── Text shown
Offer Business Training To Those Who Want It

THIS time of year is traditionally the domain of corporate soothsayers who like to tell us what will happen in the next 12 months, as if experience has not shown us their crystals balls are no better than our common sense. Predictions will focus on the usual stats with the number of jobs lost or created in X, Y or Z sector foremost among them. Unfortunately, all of this will ignore the fact that the most likely work for the larger mass of unemployed people will be self-created and not rest on the initiatives of either the government or corporate SA.

Government job-creation initiatives still tend to focus on either public works programmes or supporting existing formal sector businesses, with bail-outs and lines of credit when the formal sector continues to haemorrhage jobs but not CEO bonus payouts. As important as it is that blue-chip flagship enterprises do not sink, we shouldn’t be rearranging the deck chairs — we should be launching the lifeboats so we have a Plan B for job creation.

Counting on old corporate favourites to generate hundreds of thousands of jobs is myopic. The world has changed, with two to four years of jobless growth ahead for SA, and this dependence demonstrates a lack of imagination coupled with obvious desperation.

Societies and their economies are fundamentally shaped by historical developments and as renowned psychologist Carl Jung observed, “We are trapped by the images of our past.” In SA our dominant social images of entrepreneurship remain linked to images of grim and gritty survival on the sides of our roads, stories of hi-tech one-hit wonders, or dodgy tender millionaires. None of these images is helpful if we are to build a broad-based entrepreneurial culture capable of supporting the large numbers of people who have little chance of finding formal work in the job-shedding environment.

Our entrepreneurial imagery leads most new entrepreneurs to identify business opportunities within an extremely narrow range. This causes hyper competition in a few overtraded sectors and dooms new entrepreneurs to a survivalist existence when this problem could be so easily overcome.
────
▸ Complete the following
1 - Copy out the part of the job-creation article starting with "Our entrepreneurial imagery" and going on through "so easily overcome.".
2 - Answer these questions from the job-creation article:
(a) How many years of jobless growth does it say lie ahead for SA?
(b) Which psychologist does it quote?
(c) On what two things does it say government job-creation initiatives still tend to focus?
3 - List every dominant social image of entrepreneurship in SA that the job-creation article names.
── Dataset rows
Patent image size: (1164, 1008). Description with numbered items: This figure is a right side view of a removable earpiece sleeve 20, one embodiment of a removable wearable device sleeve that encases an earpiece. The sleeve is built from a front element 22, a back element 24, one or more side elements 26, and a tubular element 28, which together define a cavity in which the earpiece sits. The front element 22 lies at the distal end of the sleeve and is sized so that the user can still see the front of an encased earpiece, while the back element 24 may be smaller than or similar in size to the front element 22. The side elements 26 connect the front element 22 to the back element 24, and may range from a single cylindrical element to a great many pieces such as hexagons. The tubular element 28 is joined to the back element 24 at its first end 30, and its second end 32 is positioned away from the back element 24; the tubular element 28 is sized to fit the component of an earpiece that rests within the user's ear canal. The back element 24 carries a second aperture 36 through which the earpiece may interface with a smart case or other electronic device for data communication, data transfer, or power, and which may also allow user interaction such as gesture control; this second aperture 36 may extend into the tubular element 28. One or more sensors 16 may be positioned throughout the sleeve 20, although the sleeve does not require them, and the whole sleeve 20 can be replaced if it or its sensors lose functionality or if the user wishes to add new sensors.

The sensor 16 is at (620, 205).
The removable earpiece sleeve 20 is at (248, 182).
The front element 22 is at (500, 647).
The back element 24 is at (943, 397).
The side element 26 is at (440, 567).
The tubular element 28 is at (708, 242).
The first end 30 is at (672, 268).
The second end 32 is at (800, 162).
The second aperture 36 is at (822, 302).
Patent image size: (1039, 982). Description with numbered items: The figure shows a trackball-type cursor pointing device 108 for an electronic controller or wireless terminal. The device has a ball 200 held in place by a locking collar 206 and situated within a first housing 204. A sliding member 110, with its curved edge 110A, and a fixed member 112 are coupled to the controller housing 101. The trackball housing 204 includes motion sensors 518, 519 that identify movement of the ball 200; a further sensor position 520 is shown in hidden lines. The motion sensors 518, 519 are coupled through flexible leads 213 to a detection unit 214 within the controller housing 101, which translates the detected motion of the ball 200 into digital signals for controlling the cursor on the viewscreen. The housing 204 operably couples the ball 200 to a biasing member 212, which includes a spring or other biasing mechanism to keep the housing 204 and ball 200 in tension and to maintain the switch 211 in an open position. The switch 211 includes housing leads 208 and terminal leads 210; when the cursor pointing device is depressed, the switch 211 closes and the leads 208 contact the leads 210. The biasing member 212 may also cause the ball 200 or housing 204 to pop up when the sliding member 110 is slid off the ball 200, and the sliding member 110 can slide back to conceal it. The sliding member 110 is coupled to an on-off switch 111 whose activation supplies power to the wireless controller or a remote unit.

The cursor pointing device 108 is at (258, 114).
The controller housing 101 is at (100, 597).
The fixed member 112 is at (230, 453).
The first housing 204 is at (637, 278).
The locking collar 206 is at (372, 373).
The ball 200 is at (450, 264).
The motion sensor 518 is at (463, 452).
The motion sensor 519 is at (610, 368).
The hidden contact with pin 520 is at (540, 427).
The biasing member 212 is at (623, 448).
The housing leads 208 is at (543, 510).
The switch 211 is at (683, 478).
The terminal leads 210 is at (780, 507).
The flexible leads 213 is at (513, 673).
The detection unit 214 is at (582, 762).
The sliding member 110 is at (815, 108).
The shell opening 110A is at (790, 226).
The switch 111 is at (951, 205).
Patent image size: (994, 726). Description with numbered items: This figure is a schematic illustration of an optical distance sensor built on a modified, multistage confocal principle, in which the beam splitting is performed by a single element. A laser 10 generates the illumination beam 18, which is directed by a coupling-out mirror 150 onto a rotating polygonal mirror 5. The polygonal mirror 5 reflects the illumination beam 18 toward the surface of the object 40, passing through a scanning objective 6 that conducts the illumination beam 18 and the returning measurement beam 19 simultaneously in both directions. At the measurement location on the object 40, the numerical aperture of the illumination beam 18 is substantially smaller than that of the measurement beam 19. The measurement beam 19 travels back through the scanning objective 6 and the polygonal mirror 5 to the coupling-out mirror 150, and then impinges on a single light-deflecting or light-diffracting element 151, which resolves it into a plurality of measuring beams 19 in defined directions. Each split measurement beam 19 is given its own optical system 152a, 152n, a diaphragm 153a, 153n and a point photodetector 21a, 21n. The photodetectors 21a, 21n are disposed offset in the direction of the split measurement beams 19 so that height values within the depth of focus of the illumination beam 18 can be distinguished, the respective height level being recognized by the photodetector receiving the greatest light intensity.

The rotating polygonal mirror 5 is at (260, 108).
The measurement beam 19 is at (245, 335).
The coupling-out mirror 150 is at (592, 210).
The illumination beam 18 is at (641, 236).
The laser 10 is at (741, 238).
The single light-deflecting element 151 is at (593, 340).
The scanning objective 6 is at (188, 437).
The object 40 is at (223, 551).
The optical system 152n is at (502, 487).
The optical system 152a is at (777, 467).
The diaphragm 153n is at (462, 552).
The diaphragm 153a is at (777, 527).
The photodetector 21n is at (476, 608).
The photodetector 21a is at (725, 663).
────
▸ Results of the exercise
1 -
Our entrepreneurial imagery leads most new entrepreneurs to identify business opportunities within an extremely narrow range. This causes hyper competition in a few overtraded sectors and dooms new entrepreneurs to a survivalist existence when this problem could be so easily overcome.

2 -
(a) Two to four years.
(b) Carl Jung.
(c) Public works programmes, and supporting existing formal sector businesses.

3 -
- Grim and gritty survival on the sides of our roads
- Stories of hi-tech one-hit wonders
- Dodgy tender millionaires